*EXERCISE:* Pictures do not belong in the copy; restate the records below word for word.

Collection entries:
● ● ●
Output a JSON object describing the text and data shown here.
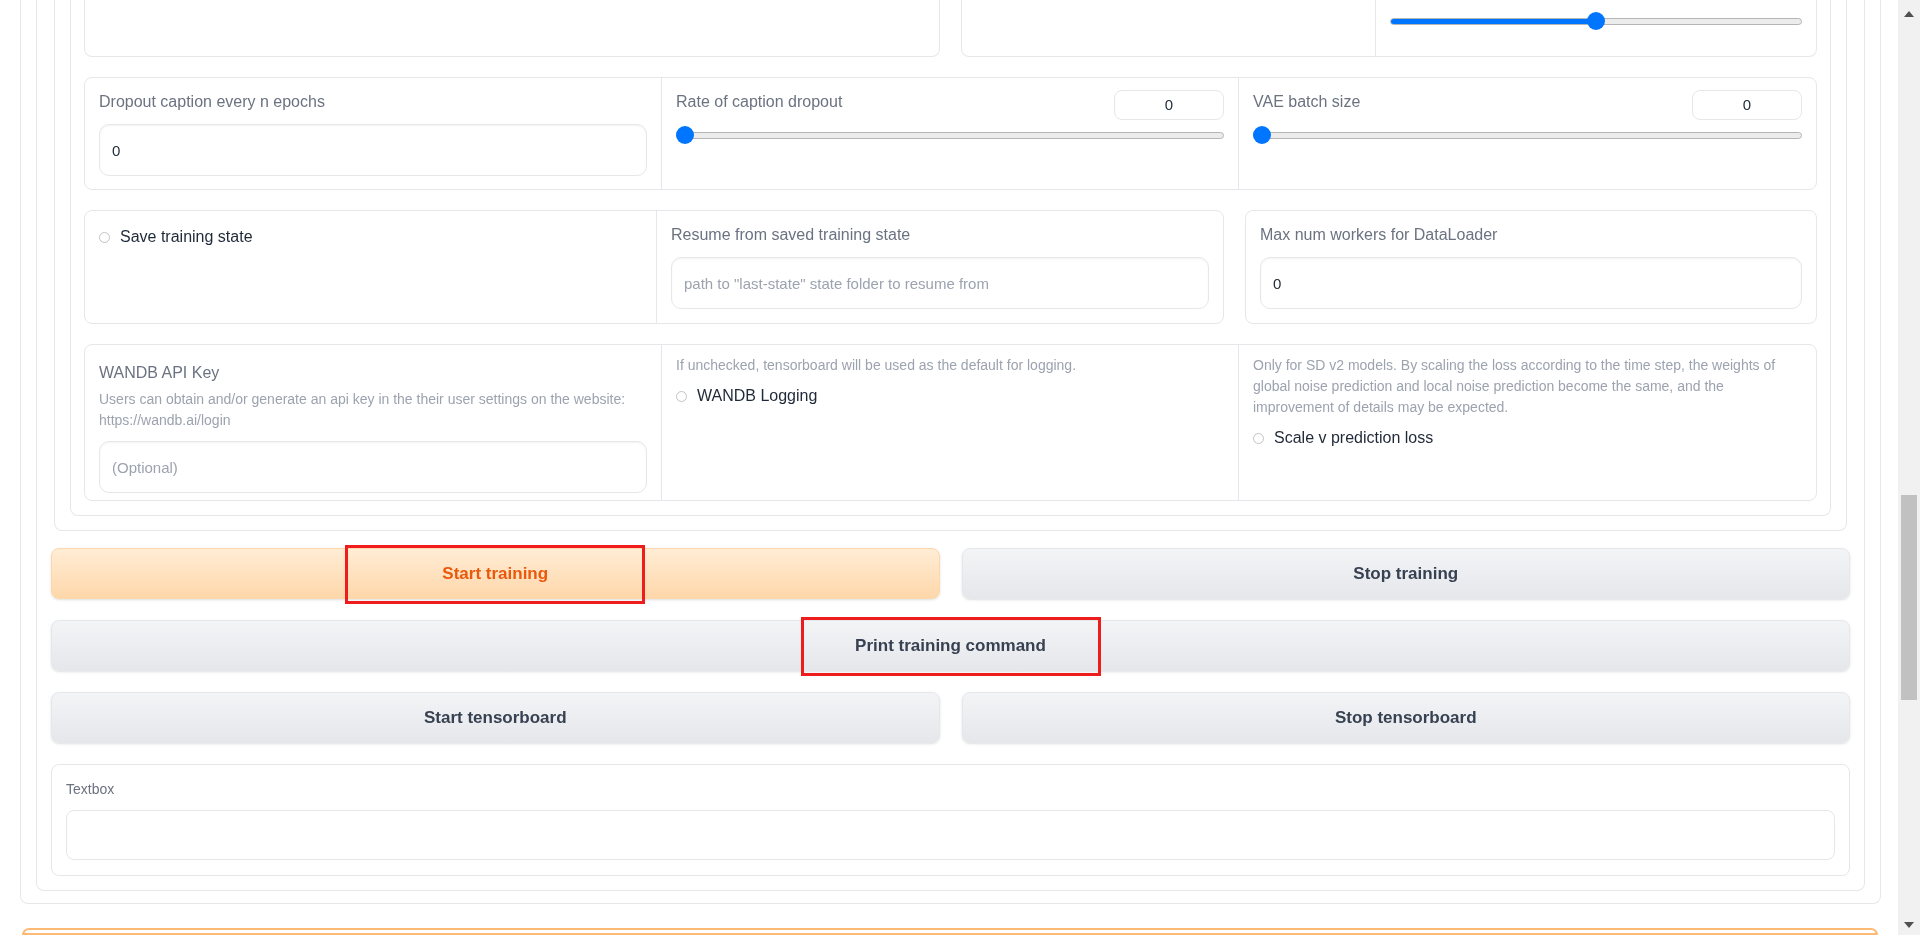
{
  "top_slider": {
    "level": 0.5
  },
  "row_1": [
    {
      "kind": "text",
      "label": "Dropout caption every n epochs",
      "value": "0"
    },
    {
      "kind": "slider",
      "label": "Rate of caption dropout",
      "value": "0",
      "level": 0
    },
    {
      "kind": "slider",
      "label": "VAE batch size",
      "value": "0",
      "level": 0
    }
  ],
  "row_2": {
    "save_state": {
      "label": "Save training state",
      "checked": false
    },
    "resume": {
      "label": "Resume from saved training state",
      "placeholder": "path to \"last-state\" state folder to resume from"
    },
    "workers": {
      "label": "Max num workers for DataLoader",
      "value": "0"
    }
  },
  "row_3": [
    {
      "kind": "text",
      "label": "WANDB API Key",
      "info": "Users can obtain and/or generate an api key in the their user settings on the website: https://wandb.ai/login",
      "placeholder": "(Optional)"
    },
    {
      "kind": "checkbox",
      "info": "If unchecked, tensorboard will be used as the default for logging.",
      "label": "WANDB Logging",
      "checked": false
    },
    {
      "kind": "checkbox",
      "info": "Only for SD v2 models. By scaling the loss according to the time step, the weights of global noise prediction and local noise prediction become the same, and the improvement of details may be expected.",
      "label": "Scale v prediction loss",
      "checked": false
    }
  ],
  "buttons": [
    [
      {
        "label": "Start training",
        "primary": true,
        "highlighted": true
      },
      {
        "label": "Stop training",
        "primary": false,
        "highlighted": false
      }
    ],
    [
      {
        "label": "Print training command",
        "primary": false,
        "highlighted": true
      }
    ],
    [
      {
        "label": "Start tensorboard",
        "primary": false,
        "highlighted": false
      },
      {
        "label": "Stop tensorboard",
        "primary": false,
        "highlighted": false
      }
    ]
  ],
  "textbox": {
    "label": "Textbox"
  }
}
● ● ●
*OUTPUT FOR THIS EXERCISE:*
Output a JSON object describing the text and data shown here.
{
  "top_slider": {
    "level": 0.5
  },
  "row_1": [
    {
      "kind": "text",
      "label": "Dropout caption every n epochs",
      "value": "0"
    },
    {
      "kind": "slider",
      "label": "Rate of caption dropout",
      "value": "0",
      "level": 0
    },
    {
      "kind": "slider",
      "label": "VAE batch size",
      "value": "0",
      "level": 0
    }
  ],
  "row_2": {
    "save_state": {
      "label": "Save training state",
      "checked": false
    },
    "resume": {
      "label": "Resume from saved training state",
      "placeholder": "path to \"last-state\" state folder to resume from"
    },
    "workers": {
      "label": "Max num workers for DataLoader",
      "value": "0"
    }
  },
  "row_3": [
    {
      "kind": "text",
      "label": "WANDB API Key",
      "info": "Users can obtain and/or generate an api key in the their user settings on the website: https://wandb.ai/login",
      "placeholder": "(Optional)"
    },
    {
      "kind": "checkbox",
      "info": "If unchecked, tensorboard will be used as the default for logging.",
      "label": "WANDB Logging",
      "checked": false
    },
    {
      "kind": "checkbox",
      "info": "Only for SD v2 models. By scaling the loss according to the time step, the weights of global noise prediction and local noise prediction become the same, and the improvement of details may be expected.",
      "label": "Scale v prediction loss",
      "checked": false
    }
  ],
  "buttons": [
    [
      {
        "label": "Start training",
        "primary": true,
        "highlighted": true
      },
      {
        "label": "Stop training",
        "primary": false,
        "highlighted": false
      }
    ],
    [
      {
        "label": "Print training command",
        "primary": false,
        "highlighted": true
      }
    ],
    [
      {
        "label": "Start tensorboard",
        "primary": false,
        "highlighted": false
      },
      {
        "label": "Stop tensorboard",
        "primary": false,
        "highlighted": false
      }
    ]
  ],
  "textbox": {
    "label": "Textbox"
  }
}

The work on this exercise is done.